◆ EXERCISE DETAILS: Write out the listing beneath this instruction in its entirety, exactly as it reads.

◆ RECORD SET:
--------------------

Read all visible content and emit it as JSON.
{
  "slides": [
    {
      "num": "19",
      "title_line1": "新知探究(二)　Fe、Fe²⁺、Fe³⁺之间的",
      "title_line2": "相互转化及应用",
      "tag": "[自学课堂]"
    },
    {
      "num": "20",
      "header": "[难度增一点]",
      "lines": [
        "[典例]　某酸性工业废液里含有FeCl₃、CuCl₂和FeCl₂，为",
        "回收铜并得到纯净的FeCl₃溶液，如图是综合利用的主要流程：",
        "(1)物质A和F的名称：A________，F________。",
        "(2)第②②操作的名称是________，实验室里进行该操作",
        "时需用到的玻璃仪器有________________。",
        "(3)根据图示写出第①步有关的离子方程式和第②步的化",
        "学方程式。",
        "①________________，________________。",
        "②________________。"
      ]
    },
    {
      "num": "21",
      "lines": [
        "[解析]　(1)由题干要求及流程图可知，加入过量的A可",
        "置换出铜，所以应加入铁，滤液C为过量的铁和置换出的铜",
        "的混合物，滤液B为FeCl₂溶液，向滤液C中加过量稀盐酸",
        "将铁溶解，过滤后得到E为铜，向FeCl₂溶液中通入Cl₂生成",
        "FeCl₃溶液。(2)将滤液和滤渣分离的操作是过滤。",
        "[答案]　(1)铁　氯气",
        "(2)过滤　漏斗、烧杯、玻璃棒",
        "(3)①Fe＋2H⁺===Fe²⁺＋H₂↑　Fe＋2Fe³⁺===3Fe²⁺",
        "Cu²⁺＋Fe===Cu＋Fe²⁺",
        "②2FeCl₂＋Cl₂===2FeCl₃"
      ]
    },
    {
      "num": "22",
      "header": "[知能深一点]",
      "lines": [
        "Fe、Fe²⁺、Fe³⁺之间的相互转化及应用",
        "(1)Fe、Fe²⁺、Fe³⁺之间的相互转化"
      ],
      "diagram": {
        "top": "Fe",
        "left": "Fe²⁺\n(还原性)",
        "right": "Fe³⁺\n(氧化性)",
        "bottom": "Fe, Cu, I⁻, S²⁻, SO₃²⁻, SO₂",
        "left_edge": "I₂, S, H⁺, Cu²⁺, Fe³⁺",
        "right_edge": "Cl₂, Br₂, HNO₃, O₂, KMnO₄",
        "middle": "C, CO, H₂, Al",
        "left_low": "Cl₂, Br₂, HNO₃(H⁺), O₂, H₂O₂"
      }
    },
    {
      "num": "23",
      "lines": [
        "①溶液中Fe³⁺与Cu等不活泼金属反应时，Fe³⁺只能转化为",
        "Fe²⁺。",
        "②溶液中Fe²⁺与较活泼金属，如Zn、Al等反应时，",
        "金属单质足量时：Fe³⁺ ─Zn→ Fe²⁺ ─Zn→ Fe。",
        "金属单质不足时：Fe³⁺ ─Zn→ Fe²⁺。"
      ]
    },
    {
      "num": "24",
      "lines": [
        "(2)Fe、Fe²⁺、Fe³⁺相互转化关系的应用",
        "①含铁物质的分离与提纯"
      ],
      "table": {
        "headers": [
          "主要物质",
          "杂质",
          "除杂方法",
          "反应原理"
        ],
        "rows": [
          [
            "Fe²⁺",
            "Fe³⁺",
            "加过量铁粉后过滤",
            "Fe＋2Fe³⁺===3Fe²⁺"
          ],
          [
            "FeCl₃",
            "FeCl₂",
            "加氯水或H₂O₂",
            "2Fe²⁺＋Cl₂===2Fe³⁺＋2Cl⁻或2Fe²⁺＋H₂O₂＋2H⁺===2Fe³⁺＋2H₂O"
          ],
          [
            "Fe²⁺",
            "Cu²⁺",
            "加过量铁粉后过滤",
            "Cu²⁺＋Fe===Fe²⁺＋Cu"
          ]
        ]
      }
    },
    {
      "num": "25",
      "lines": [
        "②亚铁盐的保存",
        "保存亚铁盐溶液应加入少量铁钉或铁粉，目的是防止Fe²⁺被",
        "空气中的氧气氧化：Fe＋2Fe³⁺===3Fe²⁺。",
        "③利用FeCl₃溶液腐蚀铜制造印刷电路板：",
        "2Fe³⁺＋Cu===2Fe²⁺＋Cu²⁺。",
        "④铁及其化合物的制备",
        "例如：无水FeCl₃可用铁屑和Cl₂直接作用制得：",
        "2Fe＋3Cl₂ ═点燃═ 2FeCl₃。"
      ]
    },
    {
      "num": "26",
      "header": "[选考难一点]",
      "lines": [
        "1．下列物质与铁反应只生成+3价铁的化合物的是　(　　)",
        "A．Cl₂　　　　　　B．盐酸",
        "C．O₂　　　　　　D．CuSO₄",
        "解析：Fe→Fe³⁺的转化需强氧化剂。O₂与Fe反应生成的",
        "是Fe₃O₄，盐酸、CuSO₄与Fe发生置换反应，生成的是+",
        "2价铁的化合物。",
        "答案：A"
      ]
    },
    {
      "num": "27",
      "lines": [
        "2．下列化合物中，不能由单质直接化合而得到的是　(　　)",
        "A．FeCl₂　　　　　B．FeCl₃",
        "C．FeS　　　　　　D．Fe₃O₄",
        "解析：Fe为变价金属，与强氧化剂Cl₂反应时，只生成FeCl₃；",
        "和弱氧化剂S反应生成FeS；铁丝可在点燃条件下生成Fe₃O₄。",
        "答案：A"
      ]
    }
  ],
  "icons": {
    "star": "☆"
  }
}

--------------------

◆ REPLY TO THE TASK:
Read all visible content and emit it as JSON.
{
  "slides": [
    {
      "num": "19",
      "title_line1": "新知探究(二)　Fe、Fe²⁺、Fe³⁺之间的",
      "title_line2": "相互转化及应用",
      "tag": "[自学课堂]"
    },
    {
      "num": "20",
      "header": "[难度增一点]",
      "lines": [
        "[典例]　某酸性工业废液里含有FeCl₃、CuCl₂和FeCl₂，为",
        "回收铜并得到纯净的FeCl₃溶液，如图是综合利用的主要流程：",
        "(1)物质A和F的名称：A________，F________。",
        "(2)第②②操作的名称是________，实验室里进行该操作",
        "时需用到的玻璃仪器有________________。",
        "(3)根据图示写出第①步有关的离子方程式和第②步的化",
        "学方程式。",
        "①________________，________________。",
        "②________________。"
      ]
    },
    {
      "num": "21",
      "lines": [
        "[解析]　(1)由题干要求及流程图可知，加入过量的A可",
        "置换出铜，所以应加入铁，滤液C为过量的铁和置换出的铜",
        "的混合物，滤液B为FeCl₂溶液，向滤液C中加过量稀盐酸",
        "将铁溶解，过滤后得到E为铜，向FeCl₂溶液中通入Cl₂生成",
        "FeCl₃溶液。(2)将滤液和滤渣分离的操作是过滤。",
        "[答案]　(1)铁　氯气",
        "(2)过滤　漏斗、烧杯、玻璃棒",
        "(3)①Fe＋2H⁺===Fe²⁺＋H₂↑　Fe＋2Fe³⁺===3Fe²⁺",
        "Cu²⁺＋Fe===Cu＋Fe²⁺",
        "②2FeCl₂＋Cl₂===2FeCl₃"
      ]
    },
    {
      "num": "22",
      "header": "[知能深一点]",
      "lines": [
        "Fe、Fe²⁺、Fe³⁺之间的相互转化及应用",
        "(1)Fe、Fe²⁺、Fe³⁺之间的相互转化"
      ],
      "diagram": {
        "top": "Fe",
        "left": "Fe²⁺\n(还原性)",
        "right": "Fe³⁺\n(氧化性)",
        "bottom": "Fe, Cu, I⁻, S²⁻, SO₃²⁻, SO₂",
        "left_edge": "I₂, S, H⁺, Cu²⁺, Fe³⁺",
        "right_edge": "Cl₂, Br₂, HNO₃, O₂, KMnO₄",
        "middle": "C, CO, H₂, Al",
        "left_low": "Cl₂, Br₂, HNO₃(H⁺), O₂, H₂O₂"
      }
    },
    {
      "num": "23",
      "lines": [
        "①溶液中Fe³⁺与Cu等不活泼金属反应时，Fe³⁺只能转化为",
        "Fe²⁺。",
        "②溶液中Fe²⁺与较活泼金属，如Zn、Al等反应时，",
        "金属单质足量时：Fe³⁺ ─Zn→ Fe²⁺ ─Zn→ Fe。",
        "金属单质不足时：Fe³⁺ ─Zn→ Fe²⁺。"
      ]
    },
    {
      "num": "24",
      "lines": [
        "(2)Fe、Fe²⁺、Fe³⁺相互转化关系的应用",
        "①含铁物质的分离与提纯"
      ],
      "table": {
        "headers": [
          "主要物质",
          "杂质",
          "除杂方法",
          "反应原理"
        ],
        "rows": [
          [
            "Fe²⁺",
            "Fe³⁺",
            "加过量铁粉后过滤",
            "Fe＋2Fe³⁺===3Fe²⁺"
          ],
          [
            "FeCl₃",
            "FeCl₂",
            "加氯水或H₂O₂",
            "2Fe²⁺＋Cl₂===2Fe³⁺＋2Cl⁻或2Fe²⁺＋H₂O₂＋2H⁺===2Fe³⁺＋2H₂O"
          ],
          [
            "Fe²⁺",
            "Cu²⁺",
            "加过量铁粉后过滤",
            "Cu²⁺＋Fe===Fe²⁺＋Cu"
          ]
        ]
      }
    },
    {
      "num": "25",
      "lines": [
        "②亚铁盐的保存",
        "保存亚铁盐溶液应加入少量铁钉或铁粉，目的是防止Fe²⁺被",
        "空气中的氧气氧化：Fe＋2Fe³⁺===3Fe²⁺。",
        "③利用FeCl₃溶液腐蚀铜制造印刷电路板：",
        "2Fe³⁺＋Cu===2Fe²⁺＋Cu²⁺。",
        "④铁及其化合物的制备",
        "例如：无水FeCl₃可用铁屑和Cl₂直接作用制得：",
        "2Fe＋3Cl₂ ═点燃═ 2FeCl₃。"
      ]
    },
    {
      "num": "26",
      "header": "[选考难一点]",
      "lines": [
        "1．下列物质与铁反应只生成+3价铁的化合物的是　(　　)",
        "A．Cl₂　　　　　　B．盐酸",
        "C．O₂　　　　　　D．CuSO₄",
        "解析：Fe→Fe³⁺的转化需强氧化剂。O₂与Fe反应生成的",
        "是Fe₃O₄，盐酸、CuSO₄与Fe发生置换反应，生成的是+",
        "2价铁的化合物。",
        "答案：A"
      ]
    },
    {
      "num": "27",
      "lines": [
        "2．下列化合物中，不能由单质直接化合而得到的是　(　　)",
        "A．FeCl₂　　　　　B．FeCl₃",
        "C．FeS　　　　　　D．Fe₃O₄",
        "解析：Fe为变价金属，与强氧化剂Cl₂反应时，只生成FeCl₃；",
        "和弱氧化剂S反应生成FeS；铁丝可在点燃条件下生成Fe₃O₄。",
        "答案：A"
      ]
    }
  ],
  "icons": {
    "star": "☆"
  }
}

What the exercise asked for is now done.